Budget 2018: Government to opt for wider fiscal deficit target of 3.2% in FY19, says DBS

A fiscal slippage in FY18 will likely result in the government opting to go for a wider gap for 2018-19 in the upcoming budget, foreign lender DBS said today.

By: | Updated: January 19, 2018 6:29 PM
Fiscal deficit, DBS, budget, budget 2018 A fiscal slippage in FY18 will likely result in the government opting to go for a wider gap for 2018-19 in the upcoming budget, foreign lender DBS said today.(Image: IE)

A fiscal slippage in FY18 will likely result in the government opting to go for a wider gap for 2018-19 in the upcoming budget, foreign lender DBS said today. The fiscal deficit number for 2017-18 will come at 3.5 per cent as against the targeted 3.2 per cent of the GDP and it will result in the government opting to settle for a target of 3.2-3.3 per cent rather than the 3 per cent under the fiscal consolidation roadmap. “The FY18 deficit might be pegged at 3.5 per cent of GDP (similar to FY17), which opens room for the FY19 target to be set at 3.2-3.3 per cent compared to the roadmap’s 3 per cent,” Singaporean lender DBS said in a note. It can be noted that the government has already exhausted 112 per cent of the 2017-18 target by November 2017, with four months to go. It also announced an additional borrowing of Rs 50,000 crore for FY18.

DBS attributed the difficulties on the fiscal math to the shortfall in receipts and added that the expenditure has stayed on the planned course. It said the expenditure compression in the remainder of the fiscal will have to be aggressive if the 3.2 per cent target has to be met. A higher fiscal deficit target for the next fiscal will result in a higher borrowing by the government, it said. “Expectations are building for a populist budget, targeted at rural/ agricultural development, job creation, and effective implementation of social sector schemes,” it said. Opting for a fiscal deficit target of 3.2-3.4 per cent will lead to a surge in Government borrowings to Rs 4.8-5.2 lakh crore, it said.

_Tasks_
a. Please answer these from the fiscal deficit article, one line each:
(i) At what share of GDP might the FY18 deficit be pegged?
(ii) What percentage of the 2017-18 target had the government used up by November 2017?
(iii) To what range would government borrowings surge under a 3.2-3.4 per cent target?
b. For each statement, say whether the fiscal deficit article agrees, and quote the words that decide it:
(i) Expenditure has stayed on its planned course.
(ii) The fiscal consolidation roadmap sets a 3.5 per cent target for FY19.
(iii) An extra Rs 50,000 crore of borrowing was announced for FY18.
The data isn't needed for anything here.

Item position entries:

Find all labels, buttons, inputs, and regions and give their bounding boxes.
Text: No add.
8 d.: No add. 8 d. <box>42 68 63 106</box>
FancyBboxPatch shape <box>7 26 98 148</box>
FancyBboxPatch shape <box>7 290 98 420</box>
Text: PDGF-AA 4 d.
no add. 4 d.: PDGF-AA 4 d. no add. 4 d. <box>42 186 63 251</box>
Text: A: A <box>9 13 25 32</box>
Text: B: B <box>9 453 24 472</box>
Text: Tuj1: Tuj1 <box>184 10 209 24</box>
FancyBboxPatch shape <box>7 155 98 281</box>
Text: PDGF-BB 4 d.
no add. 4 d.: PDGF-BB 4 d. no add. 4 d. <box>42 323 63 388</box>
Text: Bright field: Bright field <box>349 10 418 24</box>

_Task solutions_
a.
(i) 3.5 per cent of GDP
(ii) 112 per cent
(iii) Rs 4.8-5.2 lakh crore

b.
(i) Yes: "the expenditure has stayed on the planned course"
(ii) No: "compared to the roadmap’s 3 per cent"
(iii) Yes: "It also announced an additional borrowing of Rs 50,000 crore for FY18."